▶ Provided information
══════

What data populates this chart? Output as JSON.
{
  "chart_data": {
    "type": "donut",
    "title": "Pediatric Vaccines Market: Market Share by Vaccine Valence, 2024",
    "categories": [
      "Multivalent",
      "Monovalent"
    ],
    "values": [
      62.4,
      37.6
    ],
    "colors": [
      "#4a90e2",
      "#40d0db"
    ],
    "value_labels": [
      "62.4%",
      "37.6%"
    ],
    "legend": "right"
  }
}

══════

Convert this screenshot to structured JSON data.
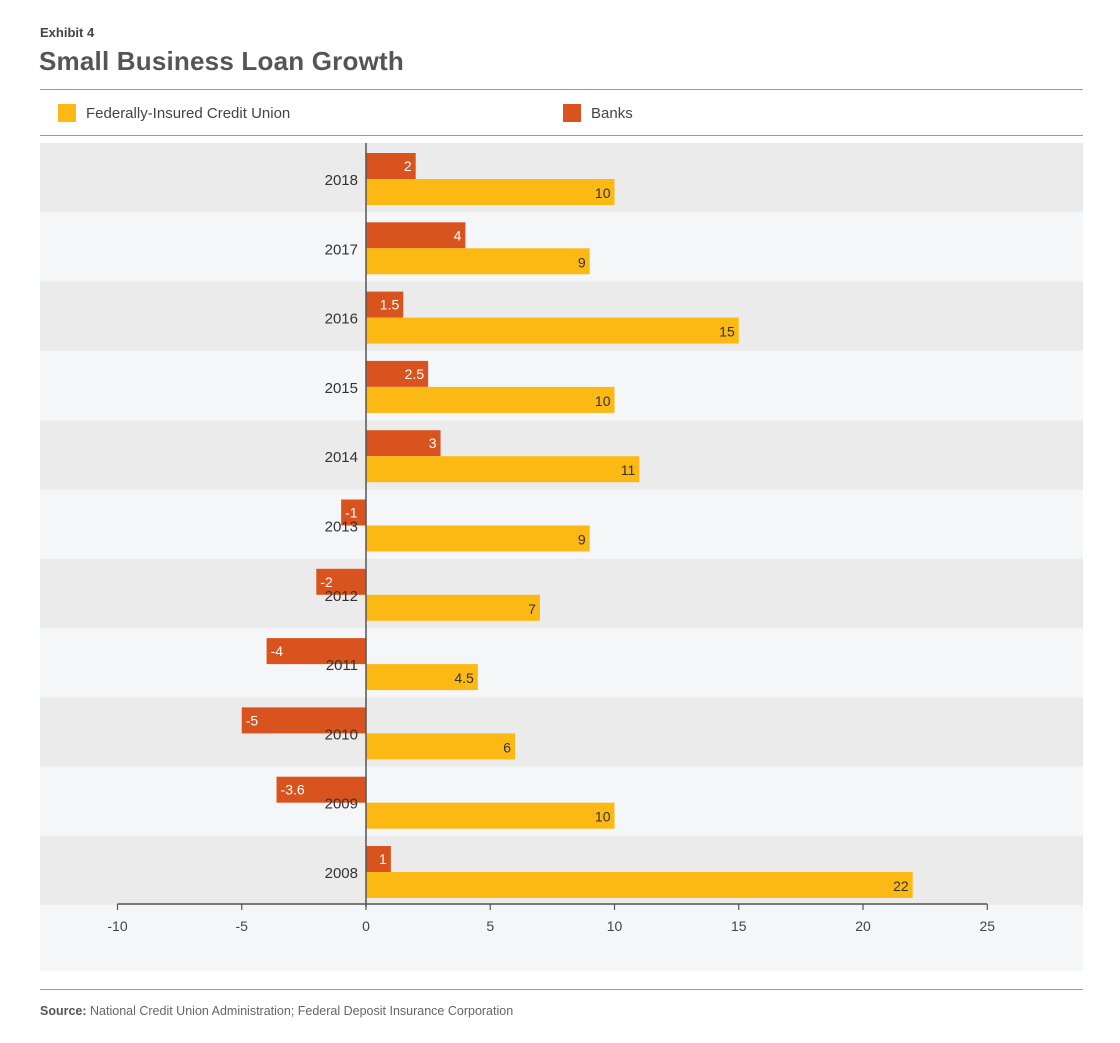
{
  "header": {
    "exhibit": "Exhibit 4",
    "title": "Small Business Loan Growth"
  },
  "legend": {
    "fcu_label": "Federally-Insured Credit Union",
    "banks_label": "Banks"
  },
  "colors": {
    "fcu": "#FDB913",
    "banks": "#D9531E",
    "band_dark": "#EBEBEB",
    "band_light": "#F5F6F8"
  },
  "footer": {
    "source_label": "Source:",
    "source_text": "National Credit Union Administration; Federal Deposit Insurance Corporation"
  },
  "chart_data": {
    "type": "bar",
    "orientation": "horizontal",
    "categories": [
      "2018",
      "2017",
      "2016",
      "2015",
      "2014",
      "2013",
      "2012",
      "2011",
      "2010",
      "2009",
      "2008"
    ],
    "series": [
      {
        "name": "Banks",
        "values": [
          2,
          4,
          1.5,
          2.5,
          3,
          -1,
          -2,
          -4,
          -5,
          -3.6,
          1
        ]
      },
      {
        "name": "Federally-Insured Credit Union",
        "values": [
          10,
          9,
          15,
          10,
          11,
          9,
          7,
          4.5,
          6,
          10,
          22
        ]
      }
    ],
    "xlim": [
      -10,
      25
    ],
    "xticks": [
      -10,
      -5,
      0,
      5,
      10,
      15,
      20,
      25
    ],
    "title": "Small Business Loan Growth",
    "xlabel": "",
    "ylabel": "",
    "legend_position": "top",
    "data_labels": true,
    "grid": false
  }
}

══════

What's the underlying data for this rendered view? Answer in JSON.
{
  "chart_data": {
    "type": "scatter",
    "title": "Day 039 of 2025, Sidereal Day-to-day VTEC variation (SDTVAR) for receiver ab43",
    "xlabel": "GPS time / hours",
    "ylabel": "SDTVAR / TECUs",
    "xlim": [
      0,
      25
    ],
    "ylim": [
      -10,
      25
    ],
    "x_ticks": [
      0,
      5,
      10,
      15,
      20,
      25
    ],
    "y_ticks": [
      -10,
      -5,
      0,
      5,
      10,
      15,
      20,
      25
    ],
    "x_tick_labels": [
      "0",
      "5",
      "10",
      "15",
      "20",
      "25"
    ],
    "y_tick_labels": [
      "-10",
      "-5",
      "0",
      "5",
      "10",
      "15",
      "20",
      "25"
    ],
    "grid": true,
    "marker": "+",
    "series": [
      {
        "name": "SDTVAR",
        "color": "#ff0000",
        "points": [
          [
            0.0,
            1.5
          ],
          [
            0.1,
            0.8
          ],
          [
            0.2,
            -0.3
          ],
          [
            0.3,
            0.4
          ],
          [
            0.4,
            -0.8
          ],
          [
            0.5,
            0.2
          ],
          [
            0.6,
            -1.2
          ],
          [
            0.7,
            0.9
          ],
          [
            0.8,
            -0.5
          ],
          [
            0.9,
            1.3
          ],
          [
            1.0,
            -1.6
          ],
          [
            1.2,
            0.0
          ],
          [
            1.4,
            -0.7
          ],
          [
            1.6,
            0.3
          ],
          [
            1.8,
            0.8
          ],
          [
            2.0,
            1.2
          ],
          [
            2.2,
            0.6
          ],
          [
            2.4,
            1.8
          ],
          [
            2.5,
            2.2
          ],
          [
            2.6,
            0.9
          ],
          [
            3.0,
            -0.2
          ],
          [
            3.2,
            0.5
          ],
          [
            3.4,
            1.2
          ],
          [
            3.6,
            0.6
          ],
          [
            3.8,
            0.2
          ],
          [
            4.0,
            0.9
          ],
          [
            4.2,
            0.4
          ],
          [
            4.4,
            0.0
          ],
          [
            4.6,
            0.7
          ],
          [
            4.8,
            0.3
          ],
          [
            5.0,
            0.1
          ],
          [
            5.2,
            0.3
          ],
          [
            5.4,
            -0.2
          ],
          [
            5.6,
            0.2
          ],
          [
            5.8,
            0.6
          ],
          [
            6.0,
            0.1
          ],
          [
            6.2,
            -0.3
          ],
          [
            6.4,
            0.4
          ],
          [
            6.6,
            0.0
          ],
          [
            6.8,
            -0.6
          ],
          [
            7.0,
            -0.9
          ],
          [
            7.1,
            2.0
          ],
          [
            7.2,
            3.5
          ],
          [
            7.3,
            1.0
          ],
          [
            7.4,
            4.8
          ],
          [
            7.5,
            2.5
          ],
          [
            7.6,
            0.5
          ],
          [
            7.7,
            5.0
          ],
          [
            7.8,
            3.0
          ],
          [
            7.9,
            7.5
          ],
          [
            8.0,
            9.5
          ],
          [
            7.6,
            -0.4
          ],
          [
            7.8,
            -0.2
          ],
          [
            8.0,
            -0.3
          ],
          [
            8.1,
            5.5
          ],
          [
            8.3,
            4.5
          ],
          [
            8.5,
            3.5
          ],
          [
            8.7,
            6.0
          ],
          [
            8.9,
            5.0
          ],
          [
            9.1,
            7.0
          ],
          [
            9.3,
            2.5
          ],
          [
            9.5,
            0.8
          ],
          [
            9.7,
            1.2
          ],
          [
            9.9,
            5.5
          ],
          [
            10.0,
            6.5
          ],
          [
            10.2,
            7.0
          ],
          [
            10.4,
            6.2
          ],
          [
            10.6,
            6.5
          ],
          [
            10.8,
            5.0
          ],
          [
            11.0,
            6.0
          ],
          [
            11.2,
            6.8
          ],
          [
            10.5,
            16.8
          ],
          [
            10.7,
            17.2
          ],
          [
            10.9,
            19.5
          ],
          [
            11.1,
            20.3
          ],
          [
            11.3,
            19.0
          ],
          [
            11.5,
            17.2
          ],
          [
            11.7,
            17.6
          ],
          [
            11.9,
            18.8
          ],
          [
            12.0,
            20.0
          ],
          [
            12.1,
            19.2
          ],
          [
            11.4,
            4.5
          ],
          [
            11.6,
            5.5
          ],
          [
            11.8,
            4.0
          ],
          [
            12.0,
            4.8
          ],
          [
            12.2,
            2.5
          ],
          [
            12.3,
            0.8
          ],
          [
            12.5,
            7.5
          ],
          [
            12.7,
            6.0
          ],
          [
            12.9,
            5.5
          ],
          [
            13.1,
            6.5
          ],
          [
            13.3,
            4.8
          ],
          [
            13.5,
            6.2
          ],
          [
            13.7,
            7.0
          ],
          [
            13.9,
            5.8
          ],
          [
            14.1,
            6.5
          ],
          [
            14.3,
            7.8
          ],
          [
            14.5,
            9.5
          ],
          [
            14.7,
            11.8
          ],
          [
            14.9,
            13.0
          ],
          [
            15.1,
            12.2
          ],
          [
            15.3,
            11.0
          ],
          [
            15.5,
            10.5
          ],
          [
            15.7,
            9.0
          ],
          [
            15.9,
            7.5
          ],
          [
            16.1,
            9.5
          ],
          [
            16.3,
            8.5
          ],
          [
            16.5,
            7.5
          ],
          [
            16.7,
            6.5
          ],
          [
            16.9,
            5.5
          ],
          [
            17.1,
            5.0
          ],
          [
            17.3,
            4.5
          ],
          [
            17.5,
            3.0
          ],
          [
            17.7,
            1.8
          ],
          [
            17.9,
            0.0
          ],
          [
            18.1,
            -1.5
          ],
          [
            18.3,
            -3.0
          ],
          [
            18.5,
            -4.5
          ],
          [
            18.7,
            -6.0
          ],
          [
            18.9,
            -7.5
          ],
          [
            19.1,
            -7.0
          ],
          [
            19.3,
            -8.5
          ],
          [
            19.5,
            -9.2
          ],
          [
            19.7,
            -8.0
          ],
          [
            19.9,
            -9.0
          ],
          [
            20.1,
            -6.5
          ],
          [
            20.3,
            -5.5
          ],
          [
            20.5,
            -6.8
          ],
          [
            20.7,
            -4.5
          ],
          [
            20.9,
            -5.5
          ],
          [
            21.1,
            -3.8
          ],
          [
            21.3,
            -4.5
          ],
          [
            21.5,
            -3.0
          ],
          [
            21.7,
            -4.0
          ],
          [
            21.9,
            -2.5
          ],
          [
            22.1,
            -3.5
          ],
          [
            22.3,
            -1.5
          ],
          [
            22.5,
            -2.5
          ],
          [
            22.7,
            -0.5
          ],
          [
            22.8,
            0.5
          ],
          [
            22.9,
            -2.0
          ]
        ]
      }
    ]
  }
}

══════

▶ Exercise brief
Filter the records above for "JSON" and copy every matching line.

▶ Complete answer
What data populates this chart? Output as JSON.
Convert this screenshot to structured JSON data.
What's the underlying data for this rendered view? Answer in JSON.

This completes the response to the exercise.